#### Data for processing ####
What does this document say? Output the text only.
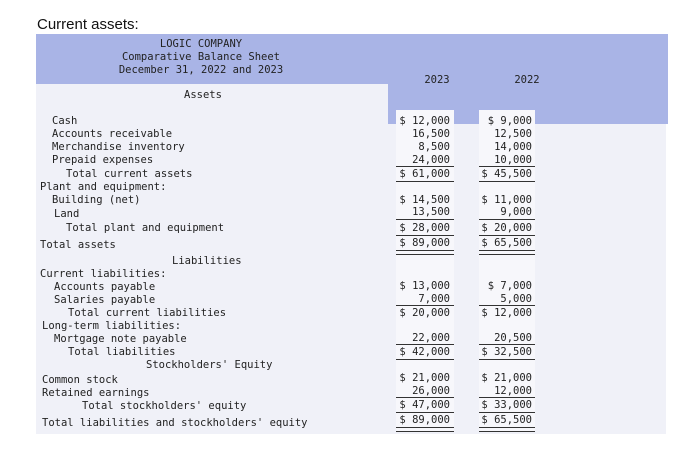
Current assets:
LOGIC COMPANY
Comparative Balance Sheet
December 31, 2022 and 2023
2023	2022
Assets
Liabilities
Stockholders' Equity
Cash
Accounts receivable
Merchandise inventory
Prepaid expenses
Total current assets
Plant and equipment:
Building (net)
Land
Total plant and equipment
Total assets
Current liabilities:
Accounts payable
Salaries payable
Total current liabilities
Long-term liabilities:
Mortgage note payable
Total liabilities
Common stock
Retained earnings
Total stockholders' equity
Total liabilities and stockholders' equity
$ 12,000
16,500
8,500
24,000
$ 61,000
$ 14,500
13,500
$ 28,000
$ 89,000
$ 13,000
7,000
$ 20,000
22,000
$ 42,000
$ 21,000
26,000
$ 47,000
$ 89,000
$ 9,000
12,500
14,000
10,000
$ 45,500
$ 11,000
9,000
$ 20,000
$ 65,500
$ 7,000
5,000
$ 12,000
20,500
$ 32,500
$ 21,000
12,000
$ 33,000
$ 65,500
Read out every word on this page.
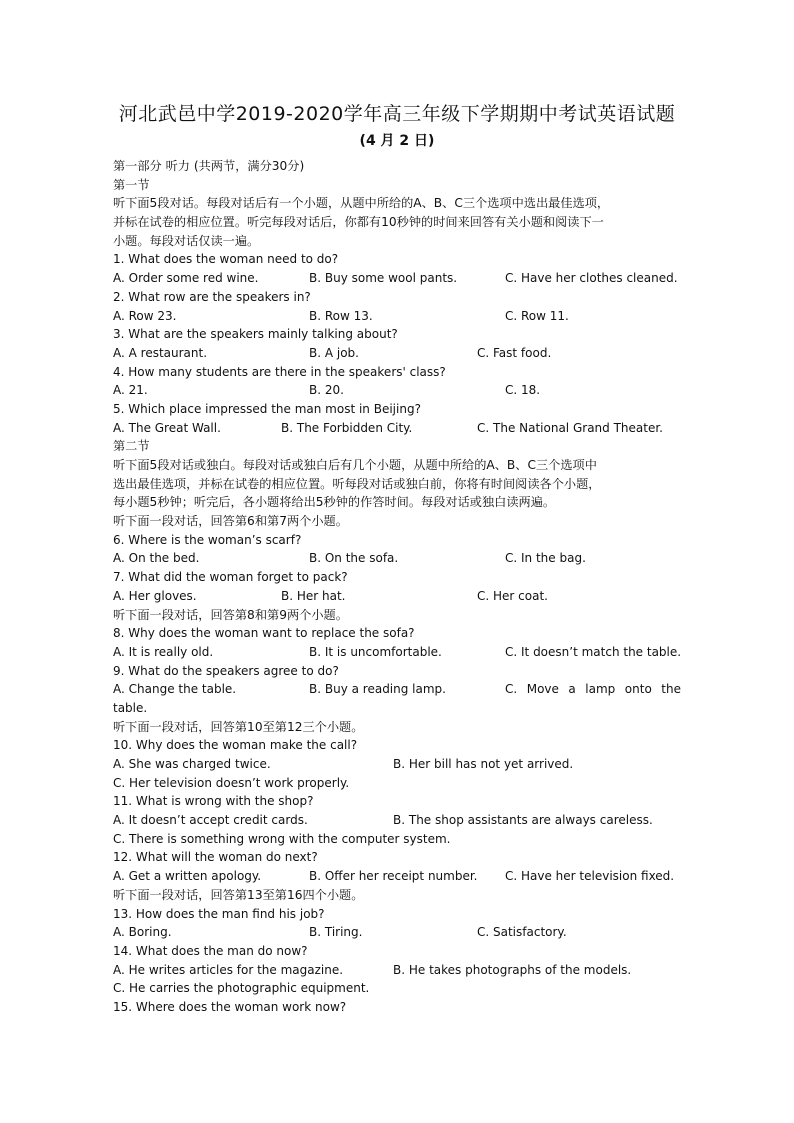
河北武邑中学2019-2020学年高三年级下学期期中考试英语试题
(4 月 2 日)
第一部分 听力 (共两节，满分30分)
第一节
听下面5段对话。每段对话后有一个小题，从题中所给的A、B、C三个选项中选出最佳选项，
并标在试卷的相应位置。听完每段对话后，你都有10秒钟的时间来回答有关小题和阅读下一
小题。每段对话仅读一遍。
1. What does the woman need to do?
A. Order some red wine.	B. Buy some wool pants.	C. Have her clothes cleaned.
2. What row are the speakers in?
A. Row 23.	B. Row 13.	C. Row 11.
3. What are the speakers mainly talking about?
A. A restaurant.	B. A job.	C. Fast food.
4. How many students are there in the speakers' class?
A. 21.	B. 20.	C. 18.
5. Which place impressed the man most in Beijing?
A. The Great Wall.	B. The Forbidden City.	C. The National Grand Theater.
第二节
听下面5段对话或独白。每段对话或独白后有几个小题，从题中所给的A、B、C三个选项中
选出最佳选项，并标在试卷的相应位置。听每段对话或独白前，你将有时间阅读各个小题，
每小题5秒钟；听完后，各小题将给出5秒钟的作答时间。每段对话或独白读两遍。
听下面一段对话，回答第6和第7两个小题。
6. Where is the woman’s scarf?
A. On the bed.	B. On the sofa.	C. In the bag.
7. What did the woman forget to pack?
A. Her gloves.	B. Her hat.	C. Her coat.
听下面一段对话，回答第8和第9两个小题。
8. Why does the woman want to replace the sofa?
A. It is really old.	B. It is uncomfortable.	C. It doesn’t match the table.
9. What do the speakers agree to do?
A. Change the table.	B. Buy a reading lamp.	C. Move a lamp onto the
table.
听下面一段对话，回答第10至第12三个小题。
10. Why does the woman make the call?
A. She was charged twice.	B. Her bill has not yet arrived.
C. Her television doesn’t work properly.
11. What is wrong with the shop?
A. It doesn’t accept credit cards.	B. The shop assistants are always careless.
C. There is something wrong with the computer system.
12. What will the woman do next?
A. Get a written apology.	B. Offer her receipt number. C. Have her television fixed.
听下面一段对话，回答第13至第16四个小题。
13. How does the man find his job?
A. Boring.	B. Tiring.	C. Satisfactory.
14. What does the man do now?
A. He writes articles for the magazine.	B. He takes photographs of the models.
C. He carries the photographic equipment.
15. Where does the woman work now?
####
◆ **Task details**
Reproduce the material above in full, exactly, with no images.

◆ **Written solution**
What does this document say? Output the text only.
Current assets:
LOGIC COMPANY
Comparative Balance Sheet
December 31, 2022 and 2023
2023	2022
Assets
Liabilities
Stockholders' Equity
Cash
Accounts receivable
Merchandise inventory
Prepaid expenses
Total current assets
Plant and equipment:
Building (net)
Land
Total plant and equipment
Total assets
Current liabilities:
Accounts payable
Salaries payable
Total current liabilities
Long-term liabilities:
Mortgage note payable
Total liabilities
Common stock
Retained earnings
Total stockholders' equity
Total liabilities and stockholders' equity
$ 12,000
16,500
8,500
24,000
$ 61,000
$ 14,500
13,500
$ 28,000
$ 89,000
$ 13,000
7,000
$ 20,000
22,000
$ 42,000
$ 21,000
26,000
$ 47,000
$ 89,000
$ 9,000
12,500
14,000
10,000
$ 45,500
$ 11,000
9,000
$ 20,000
$ 65,500
$ 7,000
5,000
$ 12,000
20,500
$ 32,500
$ 21,000
12,000
$ 33,000
$ 65,500
Read out every word on this page.
河北武邑中学2019-2020学年高三年级下学期期中考试英语试题
(4 月 2 日)
第一部分 听力 (共两节，满分30分)
第一节
听下面5段对话。每段对话后有一个小题，从题中所给的A、B、C三个选项中选出最佳选项，
并标在试卷的相应位置。听完每段对话后，你都有10秒钟的时间来回答有关小题和阅读下一
小题。每段对话仅读一遍。
1. What does the woman need to do?
A. Order some red wine.	B. Buy some wool pants.	C. Have her clothes cleaned.
2. What row are the speakers in?
A. Row 23.	B. Row 13.	C. Row 11.
3. What are the speakers mainly talking about?
A. A restaurant.	B. A job.	C. Fast food.
4. How many students are there in the speakers' class?
A. 21.	B. 20.	C. 18.
5. Which place impressed the man most in Beijing?
A. The Great Wall.	B. The Forbidden City.	C. The National Grand Theater.
第二节
听下面5段对话或独白。每段对话或独白后有几个小题，从题中所给的A、B、C三个选项中
选出最佳选项，并标在试卷的相应位置。听每段对话或独白前，你将有时间阅读各个小题，
每小题5秒钟；听完后，各小题将给出5秒钟的作答时间。每段对话或独白读两遍。
听下面一段对话，回答第6和第7两个小题。
6. Where is the woman’s scarf?
A. On the bed.	B. On the sofa.	C. In the bag.
7. What did the woman forget to pack?
A. Her gloves.	B. Her hat.	C. Her coat.
听下面一段对话，回答第8和第9两个小题。
8. Why does the woman want to replace the sofa?
A. It is really old.	B. It is uncomfortable.	C. It doesn’t match the table.
9. What do the speakers agree to do?
A. Change the table.	B. Buy a reading lamp.	C. Move a lamp onto the
table.
听下面一段对话，回答第10至第12三个小题。
10. Why does the woman make the call?
A. She was charged twice.	B. Her bill has not yet arrived.
C. Her television doesn’t work properly.
11. What is wrong with the shop?
A. It doesn’t accept credit cards.	B. The shop assistants are always careless.
C. There is something wrong with the computer system.
12. What will the woman do next?
A. Get a written apology.	B. Offer her receipt number. C. Have her television fixed.
听下面一段对话，回答第13至第16四个小题。
13. How does the man find his job?
A. Boring.	B. Tiring.	C. Satisfactory.
14. What does the man do now?
A. He writes articles for the magazine.	B. He takes photographs of the models.
C. He carries the photographic equipment.
15. Where does the woman work now?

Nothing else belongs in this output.